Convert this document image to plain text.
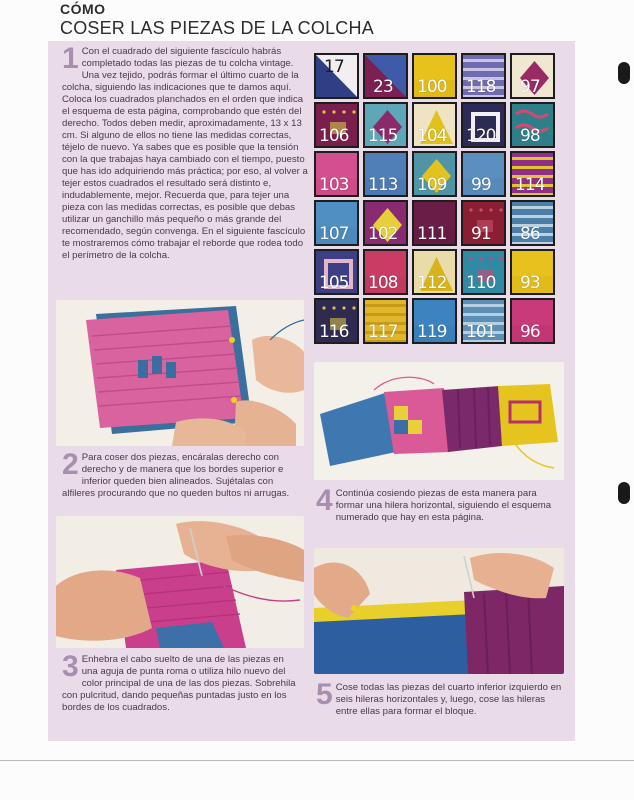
CÓMO
COSER LAS PIEZAS DE LA COLCHA
1 Con el cuadrado del siguiente fascículo habrás completado todas las piezas de tu colcha vintage. Una vez tejido, podrás formar el último cuarto de la colcha, siguiendo las indicaciones que te damos aquí. Coloca los cuadrados planchados en el orden que indica el esquema de esta página, comprobando que estén del derecho. Todos deben medir, aproximadamente, 13 x 13 cm. Si alguno de ellos no tiene las medidas correctas, téjelo de nuevo. Ya sabes que es posible que la tensión con la que trabajas haya cambiado con el tiempo, puesto que has ido adquiriendo más práctica; por eso, al volver a tejer estos cuadrados el resultado será distinto e, indudablemente, mejor. Recuerda que, para tejer una pieza con las medidas correctas, es posible que debas utilizar un ganchillo más pequeño o más grande del recomendado, según convenga. En el siguiente fascículo te mostraremos cómo trabajar el reborde que rodea todo el perímetro de la colcha.

2 Para coser dos piezas, encáralas derecho con derecho y de manera que los bordes superior e inferior queden bien alineados. Sujétalas con alfileres procurando que no queden bultos ni arrugas.

3 Enhebra el cabo suelto de una de las piezas en una aguja de punta roma o utiliza hilo nuevo del color principal de una de las dos piezas. Sobrehila con pulcritud, dando pequeñas puntadas justo en los bordes de los cuadrados.

17
23 100 118 97
106 115 104 120 98
103 113 109 99 114
107 102 111 91 86
105 108 112 110 93
116 117 119 101 96
4 Continúa cosiendo piezas de esta manera para formar una hilera horizontal, siguiendo el esquema numerado que hay en esta página.

5 Cose todas las piezas del cuarto inferior izquierdo en seis hileras horizontales y, luego, cose las hileras entre ellas para formar el bloque.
^^^^^^^^
**WRITTEN TASK**
Omitting all images, retype each line of the records precisely.

**FINAL RESULT**
Convert this document image to plain text.
CÓMO
COSER LAS PIEZAS DE LA COLCHA
1 Con el cuadrado del siguiente fascículo habrás completado todas las piezas de tu colcha vintage. Una vez tejido, podrás formar el último cuarto de la colcha, siguiendo las indicaciones que te damos aquí. Coloca los cuadrados planchados en el orden que indica el esquema de esta página, comprobando que estén del derecho. Todos deben medir, aproximadamente, 13 x 13 cm. Si alguno de ellos no tiene las medidas correctas, téjelo de nuevo. Ya sabes que es posible que la tensión con la que trabajas haya cambiado con el tiempo, puesto que has ido adquiriendo más práctica; por eso, al volver a tejer estos cuadrados el resultado será distinto e, indudablemente, mejor. Recuerda que, para tejer una pieza con las medidas correctas, es posible que debas utilizar un ganchillo más pequeño o más grande del recomendado, según convenga. En el siguiente fascículo te mostraremos cómo trabajar el reborde que rodea todo el perímetro de la colcha.

2 Para coser dos piezas, encáralas derecho con derecho y de manera que los bordes superior e inferior queden bien alineados. Sujétalas con alfileres procurando que no queden bultos ni arrugas.

3 Enhebra el cabo suelto de una de las piezas en una aguja de punta roma o utiliza hilo nuevo del color principal de una de las dos piezas. Sobrehila con pulcritud, dando pequeñas puntadas justo en los bordes de los cuadrados.

17
23 100 118 97
106 115 104 120 98
103 113 109 99 114
107 102 111 91 86
105 108 112 110 93
116 117 119 101 96
4 Continúa cosiendo piezas de esta manera para formar una hilera horizontal, siguiendo el esquema numerado que hay en esta página.

5 Cose todas las piezas del cuarto inferior izquierdo en seis hileras horizontales y, luego, cose las hileras entre ellas para formar el bloque.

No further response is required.